Data entries
....
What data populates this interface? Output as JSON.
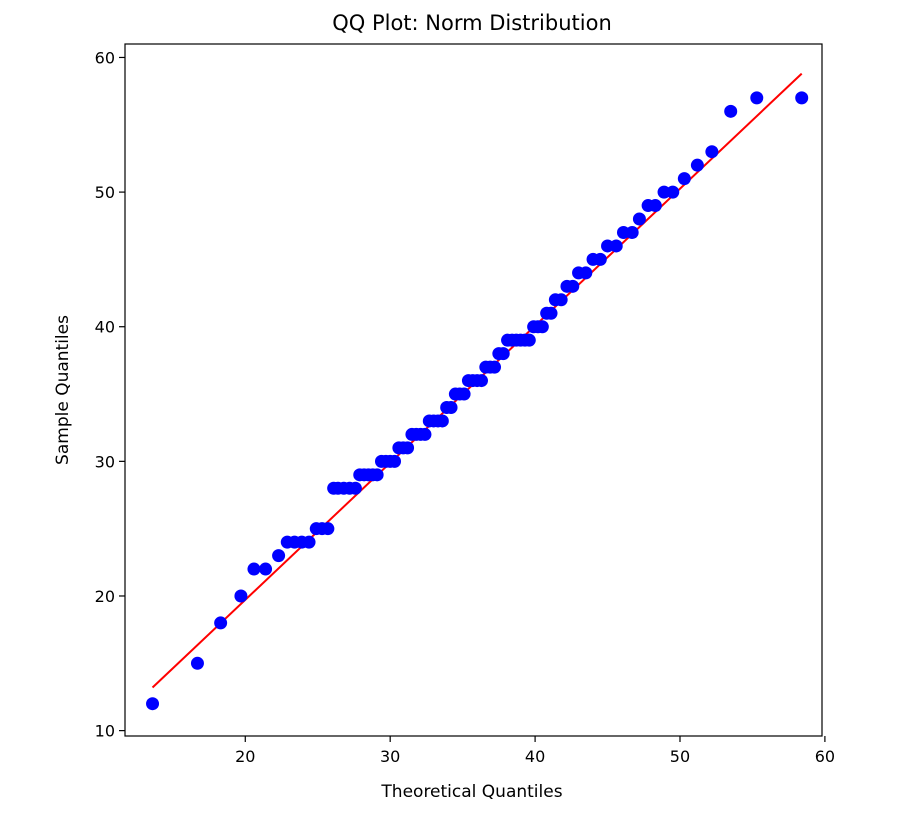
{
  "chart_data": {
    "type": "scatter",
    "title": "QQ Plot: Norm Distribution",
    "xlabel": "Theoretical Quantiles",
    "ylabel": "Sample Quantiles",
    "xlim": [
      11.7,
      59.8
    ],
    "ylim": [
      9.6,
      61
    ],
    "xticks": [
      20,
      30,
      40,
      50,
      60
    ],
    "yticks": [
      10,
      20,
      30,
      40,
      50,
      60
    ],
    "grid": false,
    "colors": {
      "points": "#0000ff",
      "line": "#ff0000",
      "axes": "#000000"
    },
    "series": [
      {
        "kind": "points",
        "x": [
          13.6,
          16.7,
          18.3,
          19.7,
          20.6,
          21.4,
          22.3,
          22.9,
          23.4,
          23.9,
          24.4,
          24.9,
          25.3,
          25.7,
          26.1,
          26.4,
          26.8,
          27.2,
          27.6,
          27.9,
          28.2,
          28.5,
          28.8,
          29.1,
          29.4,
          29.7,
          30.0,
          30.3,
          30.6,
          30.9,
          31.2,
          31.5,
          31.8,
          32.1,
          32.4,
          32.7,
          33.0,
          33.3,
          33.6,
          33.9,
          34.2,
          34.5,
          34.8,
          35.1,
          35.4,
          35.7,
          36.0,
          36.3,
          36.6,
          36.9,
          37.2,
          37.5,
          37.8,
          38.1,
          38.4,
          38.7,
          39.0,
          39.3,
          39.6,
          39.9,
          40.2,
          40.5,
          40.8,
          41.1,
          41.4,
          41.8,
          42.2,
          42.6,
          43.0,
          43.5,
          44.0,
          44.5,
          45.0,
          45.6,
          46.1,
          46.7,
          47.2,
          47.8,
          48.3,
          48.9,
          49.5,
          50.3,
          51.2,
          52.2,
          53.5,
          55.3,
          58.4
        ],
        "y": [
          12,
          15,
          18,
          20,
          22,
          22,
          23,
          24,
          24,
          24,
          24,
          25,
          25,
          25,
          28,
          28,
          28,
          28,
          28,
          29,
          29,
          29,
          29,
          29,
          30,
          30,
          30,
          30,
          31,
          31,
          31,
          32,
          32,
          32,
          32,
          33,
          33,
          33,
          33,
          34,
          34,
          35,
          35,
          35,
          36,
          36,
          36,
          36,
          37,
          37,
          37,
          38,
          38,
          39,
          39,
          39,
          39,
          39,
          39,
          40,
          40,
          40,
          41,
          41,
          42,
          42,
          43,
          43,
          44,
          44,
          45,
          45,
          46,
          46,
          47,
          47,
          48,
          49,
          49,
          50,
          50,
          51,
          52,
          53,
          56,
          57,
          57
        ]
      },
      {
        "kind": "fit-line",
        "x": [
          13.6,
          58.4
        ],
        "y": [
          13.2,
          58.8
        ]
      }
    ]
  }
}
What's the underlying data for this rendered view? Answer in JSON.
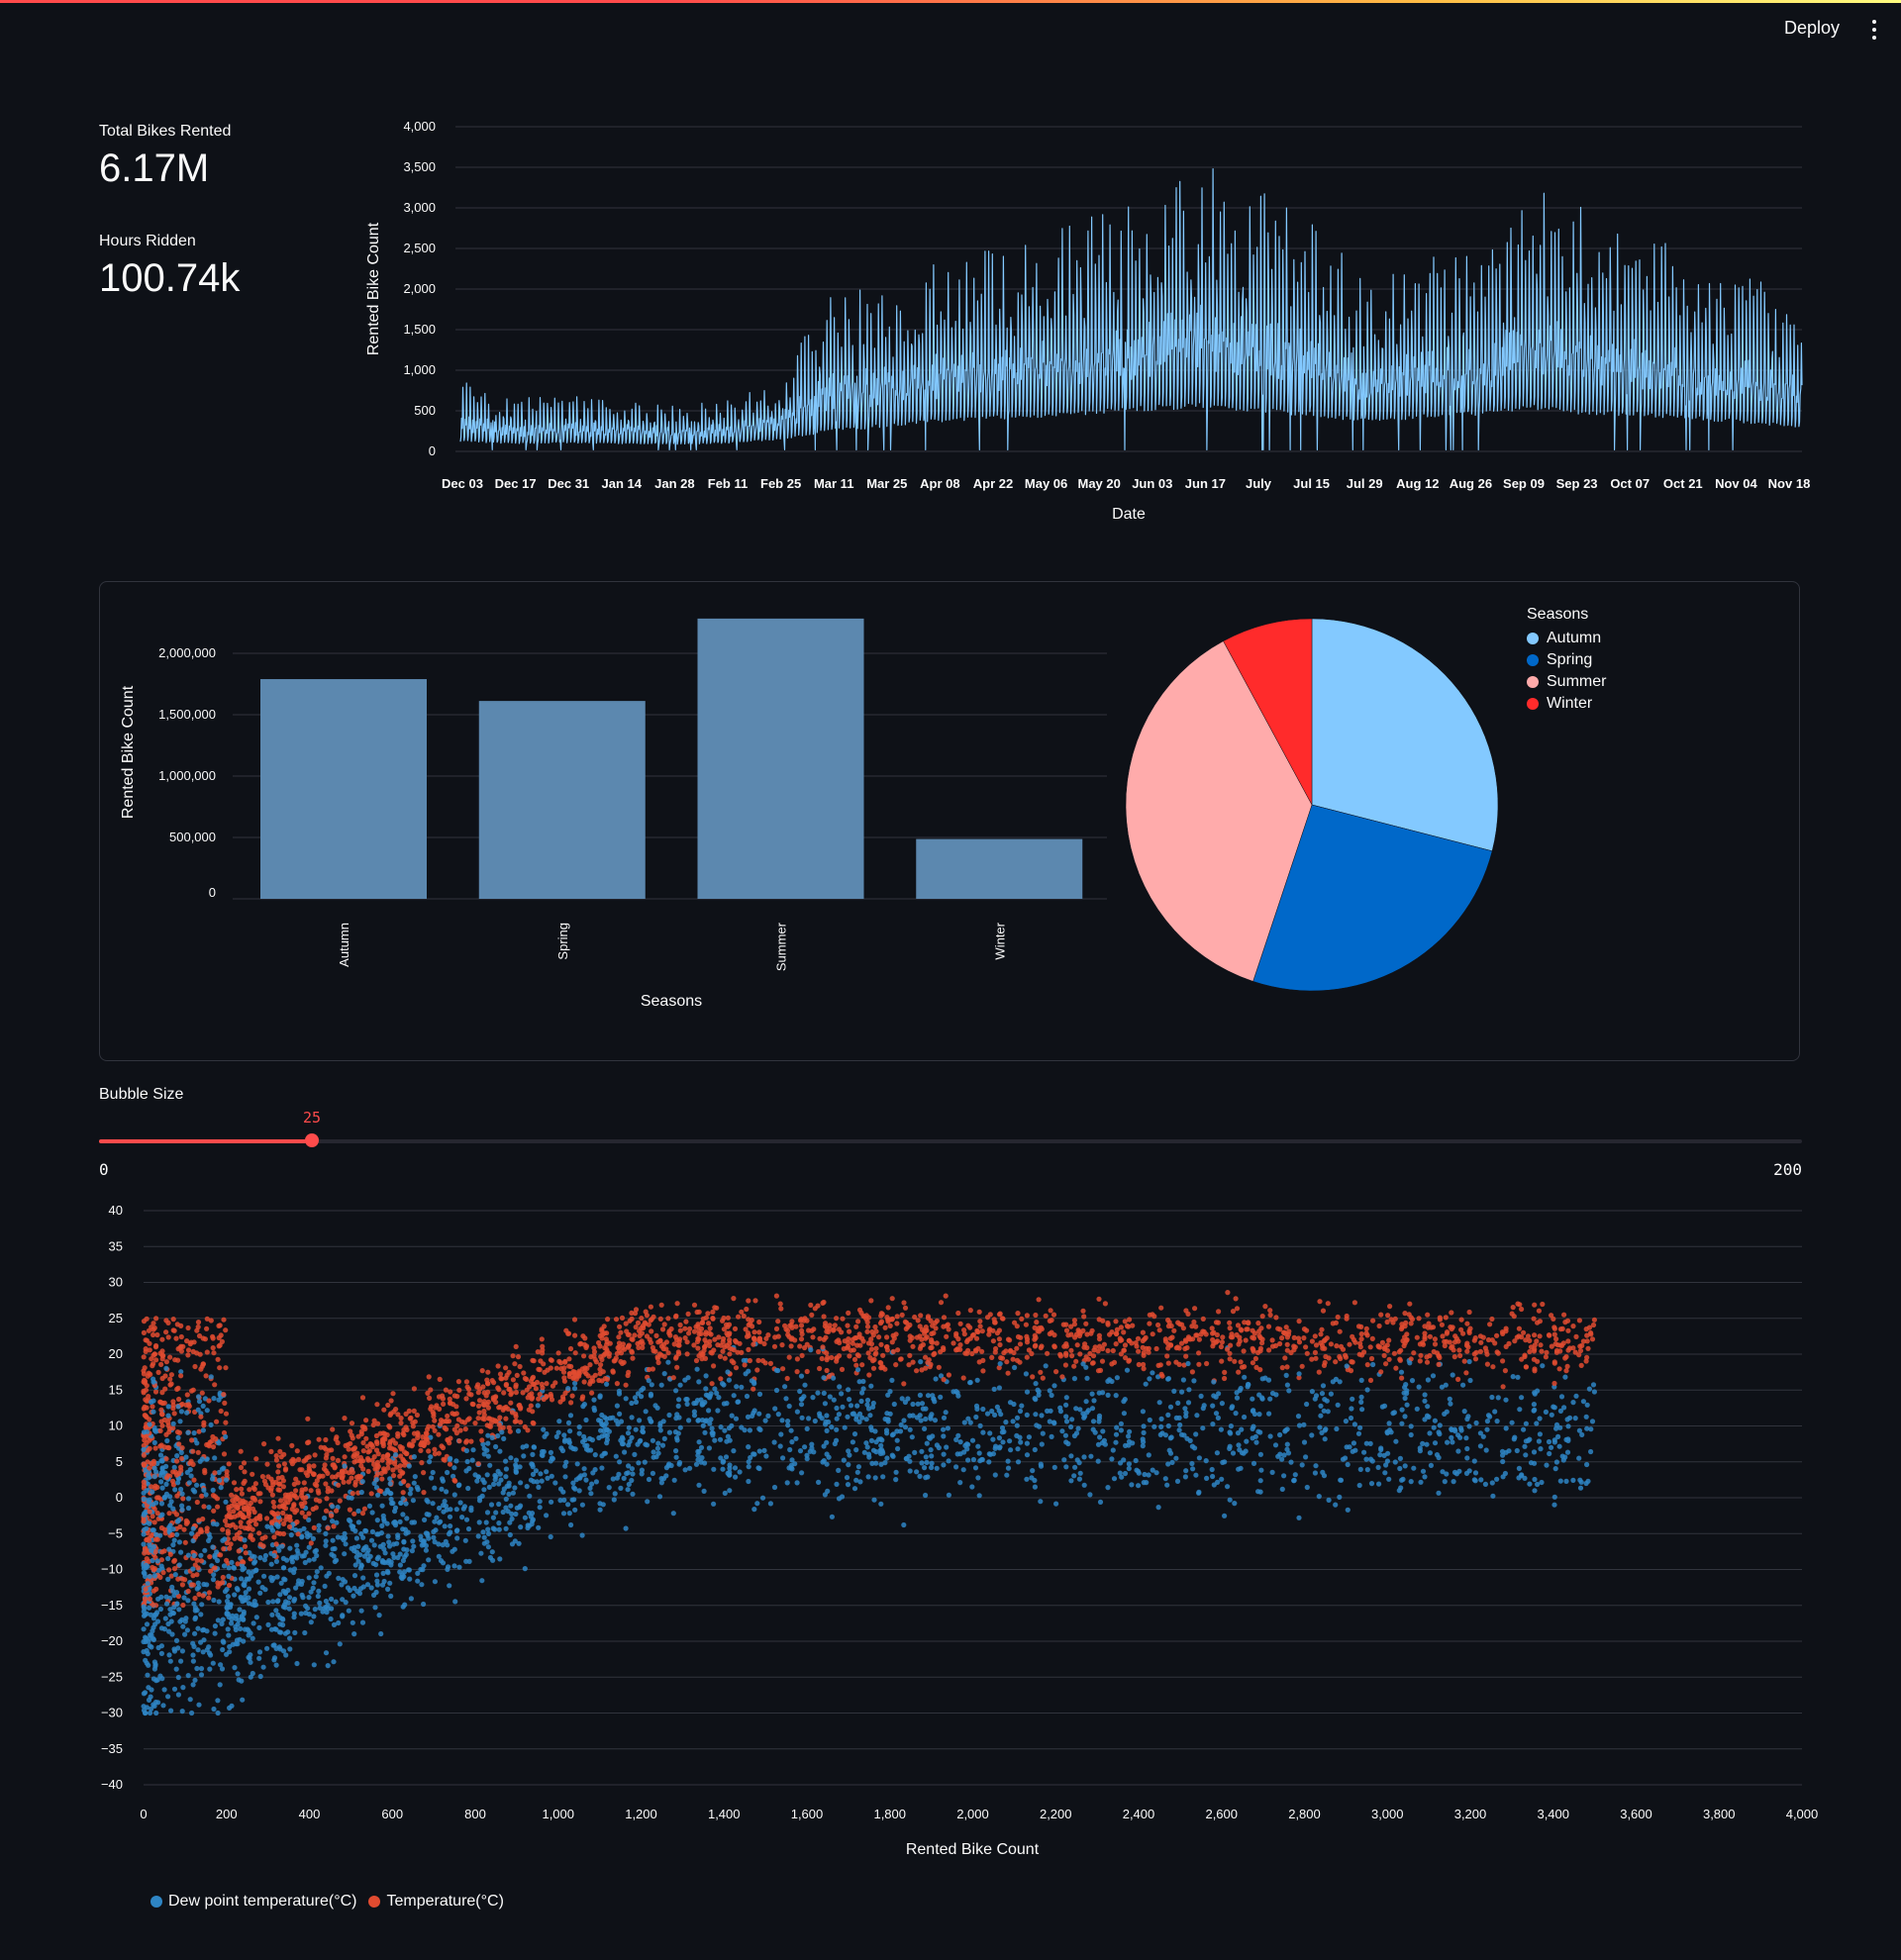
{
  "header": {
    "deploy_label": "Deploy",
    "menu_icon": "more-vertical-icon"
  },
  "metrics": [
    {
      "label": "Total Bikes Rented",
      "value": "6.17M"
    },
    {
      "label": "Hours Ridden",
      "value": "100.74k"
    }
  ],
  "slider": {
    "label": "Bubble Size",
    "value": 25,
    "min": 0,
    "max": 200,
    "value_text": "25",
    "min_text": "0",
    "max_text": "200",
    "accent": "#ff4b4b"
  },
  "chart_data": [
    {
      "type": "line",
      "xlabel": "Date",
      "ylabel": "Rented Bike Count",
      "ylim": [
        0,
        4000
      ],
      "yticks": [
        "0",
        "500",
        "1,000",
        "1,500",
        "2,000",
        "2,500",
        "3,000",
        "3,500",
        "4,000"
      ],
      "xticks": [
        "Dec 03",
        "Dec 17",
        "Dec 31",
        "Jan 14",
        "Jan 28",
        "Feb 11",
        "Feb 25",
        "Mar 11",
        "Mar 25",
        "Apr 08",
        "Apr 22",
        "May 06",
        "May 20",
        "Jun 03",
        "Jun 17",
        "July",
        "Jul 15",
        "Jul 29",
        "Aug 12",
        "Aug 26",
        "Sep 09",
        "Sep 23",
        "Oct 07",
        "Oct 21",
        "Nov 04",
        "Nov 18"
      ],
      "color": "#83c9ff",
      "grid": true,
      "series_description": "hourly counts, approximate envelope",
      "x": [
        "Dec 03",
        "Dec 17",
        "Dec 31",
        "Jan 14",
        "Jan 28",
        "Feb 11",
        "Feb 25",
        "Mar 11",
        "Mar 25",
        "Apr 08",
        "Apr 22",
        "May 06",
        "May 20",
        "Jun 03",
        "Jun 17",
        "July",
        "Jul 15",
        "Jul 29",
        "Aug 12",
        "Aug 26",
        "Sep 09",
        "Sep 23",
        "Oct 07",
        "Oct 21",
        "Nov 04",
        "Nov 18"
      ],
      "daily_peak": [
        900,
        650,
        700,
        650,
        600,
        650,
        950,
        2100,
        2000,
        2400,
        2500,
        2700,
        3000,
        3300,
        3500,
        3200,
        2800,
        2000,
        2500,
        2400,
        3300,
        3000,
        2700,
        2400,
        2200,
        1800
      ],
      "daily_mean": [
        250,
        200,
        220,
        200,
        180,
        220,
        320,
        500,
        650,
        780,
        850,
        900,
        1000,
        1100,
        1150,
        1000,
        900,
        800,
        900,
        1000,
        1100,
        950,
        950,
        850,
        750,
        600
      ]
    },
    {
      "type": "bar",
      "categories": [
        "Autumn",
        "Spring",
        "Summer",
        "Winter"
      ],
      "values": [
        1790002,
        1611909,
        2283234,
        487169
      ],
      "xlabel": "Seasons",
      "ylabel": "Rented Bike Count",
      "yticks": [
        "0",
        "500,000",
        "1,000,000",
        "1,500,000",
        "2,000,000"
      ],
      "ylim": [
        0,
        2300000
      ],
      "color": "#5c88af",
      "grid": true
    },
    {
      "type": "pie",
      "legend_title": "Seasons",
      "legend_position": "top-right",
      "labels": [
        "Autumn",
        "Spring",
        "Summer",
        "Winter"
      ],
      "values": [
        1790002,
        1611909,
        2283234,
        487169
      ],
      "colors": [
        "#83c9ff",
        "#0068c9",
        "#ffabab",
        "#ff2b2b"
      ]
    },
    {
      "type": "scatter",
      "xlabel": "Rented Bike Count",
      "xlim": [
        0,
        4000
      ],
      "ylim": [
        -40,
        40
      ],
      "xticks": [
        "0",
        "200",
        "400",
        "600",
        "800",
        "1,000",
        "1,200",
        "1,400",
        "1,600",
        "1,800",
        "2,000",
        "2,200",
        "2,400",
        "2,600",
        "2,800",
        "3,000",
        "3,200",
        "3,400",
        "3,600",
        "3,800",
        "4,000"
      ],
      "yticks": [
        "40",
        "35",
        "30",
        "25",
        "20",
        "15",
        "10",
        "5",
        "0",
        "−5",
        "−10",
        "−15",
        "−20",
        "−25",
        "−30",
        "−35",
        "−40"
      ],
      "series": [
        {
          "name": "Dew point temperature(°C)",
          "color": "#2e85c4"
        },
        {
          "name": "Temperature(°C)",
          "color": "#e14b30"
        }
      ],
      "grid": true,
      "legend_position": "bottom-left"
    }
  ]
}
....
:: Problem description ::
Pull out each line of the entries that contains "name".

:: Result for this exercise ::
          "name": "Dew point temperature(°C)",
          "name": "Temperature(°C)",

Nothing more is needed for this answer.